Data records
──────

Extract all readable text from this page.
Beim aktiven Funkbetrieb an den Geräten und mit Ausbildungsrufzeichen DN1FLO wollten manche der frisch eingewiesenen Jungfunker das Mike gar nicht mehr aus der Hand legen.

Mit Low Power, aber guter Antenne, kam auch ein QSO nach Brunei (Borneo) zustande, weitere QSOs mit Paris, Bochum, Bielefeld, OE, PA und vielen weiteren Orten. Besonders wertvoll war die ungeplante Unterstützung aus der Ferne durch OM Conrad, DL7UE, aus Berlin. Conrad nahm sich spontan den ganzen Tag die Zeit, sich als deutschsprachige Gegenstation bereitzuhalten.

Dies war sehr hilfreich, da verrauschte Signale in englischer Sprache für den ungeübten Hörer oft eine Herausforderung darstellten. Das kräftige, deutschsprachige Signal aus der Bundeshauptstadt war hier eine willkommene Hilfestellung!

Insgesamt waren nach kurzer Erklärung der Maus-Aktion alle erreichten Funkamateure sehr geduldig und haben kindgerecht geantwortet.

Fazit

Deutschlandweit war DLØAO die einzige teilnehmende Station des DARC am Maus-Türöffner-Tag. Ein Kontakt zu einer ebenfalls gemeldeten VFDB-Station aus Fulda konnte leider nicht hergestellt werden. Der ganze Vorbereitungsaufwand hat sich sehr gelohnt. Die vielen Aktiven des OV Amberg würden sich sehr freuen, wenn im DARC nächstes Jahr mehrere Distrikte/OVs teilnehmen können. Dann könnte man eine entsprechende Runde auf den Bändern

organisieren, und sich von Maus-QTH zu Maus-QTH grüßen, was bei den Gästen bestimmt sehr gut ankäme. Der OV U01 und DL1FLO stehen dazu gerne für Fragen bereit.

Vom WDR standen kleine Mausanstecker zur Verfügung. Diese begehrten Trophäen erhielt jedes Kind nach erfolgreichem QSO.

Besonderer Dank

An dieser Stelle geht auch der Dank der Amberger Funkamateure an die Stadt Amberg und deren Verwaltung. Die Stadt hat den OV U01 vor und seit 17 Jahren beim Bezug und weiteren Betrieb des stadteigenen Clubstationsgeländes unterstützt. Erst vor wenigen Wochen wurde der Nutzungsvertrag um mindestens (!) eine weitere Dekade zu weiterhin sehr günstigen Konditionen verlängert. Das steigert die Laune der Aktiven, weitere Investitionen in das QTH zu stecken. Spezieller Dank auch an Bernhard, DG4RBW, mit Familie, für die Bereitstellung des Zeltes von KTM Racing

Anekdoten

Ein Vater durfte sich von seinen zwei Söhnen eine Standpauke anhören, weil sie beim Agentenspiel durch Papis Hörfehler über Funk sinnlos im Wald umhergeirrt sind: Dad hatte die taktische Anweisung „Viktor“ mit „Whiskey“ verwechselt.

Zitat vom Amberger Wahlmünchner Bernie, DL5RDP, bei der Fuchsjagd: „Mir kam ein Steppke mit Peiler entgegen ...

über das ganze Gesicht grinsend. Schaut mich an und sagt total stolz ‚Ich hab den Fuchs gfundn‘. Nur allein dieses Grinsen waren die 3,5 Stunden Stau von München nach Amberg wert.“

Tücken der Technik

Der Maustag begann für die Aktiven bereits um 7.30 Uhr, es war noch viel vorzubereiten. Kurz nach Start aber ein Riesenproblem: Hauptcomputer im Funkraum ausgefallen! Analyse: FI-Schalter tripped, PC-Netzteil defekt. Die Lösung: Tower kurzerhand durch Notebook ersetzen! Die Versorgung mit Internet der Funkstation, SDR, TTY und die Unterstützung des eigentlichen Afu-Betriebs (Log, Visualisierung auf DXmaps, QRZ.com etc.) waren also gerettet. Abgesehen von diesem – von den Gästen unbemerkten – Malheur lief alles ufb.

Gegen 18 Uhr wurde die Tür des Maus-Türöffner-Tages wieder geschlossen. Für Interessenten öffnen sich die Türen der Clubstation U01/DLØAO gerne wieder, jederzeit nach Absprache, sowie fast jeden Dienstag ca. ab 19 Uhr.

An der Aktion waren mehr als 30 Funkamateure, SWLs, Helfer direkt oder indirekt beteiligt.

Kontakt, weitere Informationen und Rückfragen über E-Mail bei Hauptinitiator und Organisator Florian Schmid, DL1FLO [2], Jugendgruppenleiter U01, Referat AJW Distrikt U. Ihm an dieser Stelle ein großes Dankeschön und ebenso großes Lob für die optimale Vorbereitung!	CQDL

──────

Your task is to repeat the data exactly, with nothing left out.

• Task answer:
Extract all readable text from this page.
Beim aktiven Funkbetrieb an den Geräten und mit Ausbildungsrufzeichen DN1FLO wollten manche der frisch eingewiesenen Jungfunker das Mike gar nicht mehr aus der Hand legen.

Mit Low Power, aber guter Antenne, kam auch ein QSO nach Brunei (Borneo) zustande, weitere QSOs mit Paris, Bochum, Bielefeld, OE, PA und vielen weiteren Orten. Besonders wertvoll war die ungeplante Unterstützung aus der Ferne durch OM Conrad, DL7UE, aus Berlin. Conrad nahm sich spontan den ganzen Tag die Zeit, sich als deutschsprachige Gegenstation bereitzuhalten.

Dies war sehr hilfreich, da verrauschte Signale in englischer Sprache für den ungeübten Hörer oft eine Herausforderung darstellten. Das kräftige, deutschsprachige Signal aus der Bundeshauptstadt war hier eine willkommene Hilfestellung!

Insgesamt waren nach kurzer Erklärung der Maus-Aktion alle erreichten Funkamateure sehr geduldig und haben kindgerecht geantwortet.

Fazit

Deutschlandweit war DLØAO die einzige teilnehmende Station des DARC am Maus-Türöffner-Tag. Ein Kontakt zu einer ebenfalls gemeldeten VFDB-Station aus Fulda konnte leider nicht hergestellt werden. Der ganze Vorbereitungsaufwand hat sich sehr gelohnt. Die vielen Aktiven des OV Amberg würden sich sehr freuen, wenn im DARC nächstes Jahr mehrere Distrikte/OVs teilnehmen können. Dann könnte man eine entsprechende Runde auf den Bändern

organisieren, und sich von Maus-QTH zu Maus-QTH grüßen, was bei den Gästen bestimmt sehr gut ankäme. Der OV U01 und DL1FLO stehen dazu gerne für Fragen bereit.

Vom WDR standen kleine Mausanstecker zur Verfügung. Diese begehrten Trophäen erhielt jedes Kind nach erfolgreichem QSO.

Besonderer Dank

An dieser Stelle geht auch der Dank der Amberger Funkamateure an die Stadt Amberg und deren Verwaltung. Die Stadt hat den OV U01 vor und seit 17 Jahren beim Bezug und weiteren Betrieb des stadteigenen Clubstationsgeländes unterstützt. Erst vor wenigen Wochen wurde der Nutzungsvertrag um mindestens (!) eine weitere Dekade zu weiterhin sehr günstigen Konditionen verlängert. Das steigert die Laune der Aktiven, weitere Investitionen in das QTH zu stecken. Spezieller Dank auch an Bernhard, DG4RBW, mit Familie, für die Bereitstellung des Zeltes von KTM Racing

Anekdoten

Ein Vater durfte sich von seinen zwei Söhnen eine Standpauke anhören, weil sie beim Agentenspiel durch Papis Hörfehler über Funk sinnlos im Wald umhergeirrt sind: Dad hatte die taktische Anweisung „Viktor“ mit „Whiskey“ verwechselt.

Zitat vom Amberger Wahlmünchner Bernie, DL5RDP, bei der Fuchsjagd: „Mir kam ein Steppke mit Peiler entgegen ...

über das ganze Gesicht grinsend. Schaut mich an und sagt total stolz ‚Ich hab den Fuchs gfundn‘. Nur allein dieses Grinsen waren die 3,5 Stunden Stau von München nach Amberg wert.“

Tücken der Technik

Der Maustag begann für die Aktiven bereits um 7.30 Uhr, es war noch viel vorzubereiten. Kurz nach Start aber ein Riesenproblem: Hauptcomputer im Funkraum ausgefallen! Analyse: FI-Schalter tripped, PC-Netzteil defekt. Die Lösung: Tower kurzerhand durch Notebook ersetzen! Die Versorgung mit Internet der Funkstation, SDR, TTY und die Unterstützung des eigentlichen Afu-Betriebs (Log, Visualisierung auf DXmaps, QRZ.com etc.) waren also gerettet. Abgesehen von diesem – von den Gästen unbemerkten – Malheur lief alles ufb.

Gegen 18 Uhr wurde die Tür des Maus-Türöffner-Tages wieder geschlossen. Für Interessenten öffnen sich die Türen der Clubstation U01/DLØAO gerne wieder, jederzeit nach Absprache, sowie fast jeden Dienstag ca. ab 19 Uhr.

An der Aktion waren mehr als 30 Funkamateure, SWLs, Helfer direkt oder indirekt beteiligt.

Kontakt, weitere Informationen und Rückfragen über E-Mail bei Hauptinitiator und Organisator Florian Schmid, DL1FLO [2], Jugendgruppenleiter U01, Referat AJW Distrikt U. Ihm an dieser Stelle ein großes Dankeschön und ebenso großes Lob für die optimale Vorbereitung!	CQDL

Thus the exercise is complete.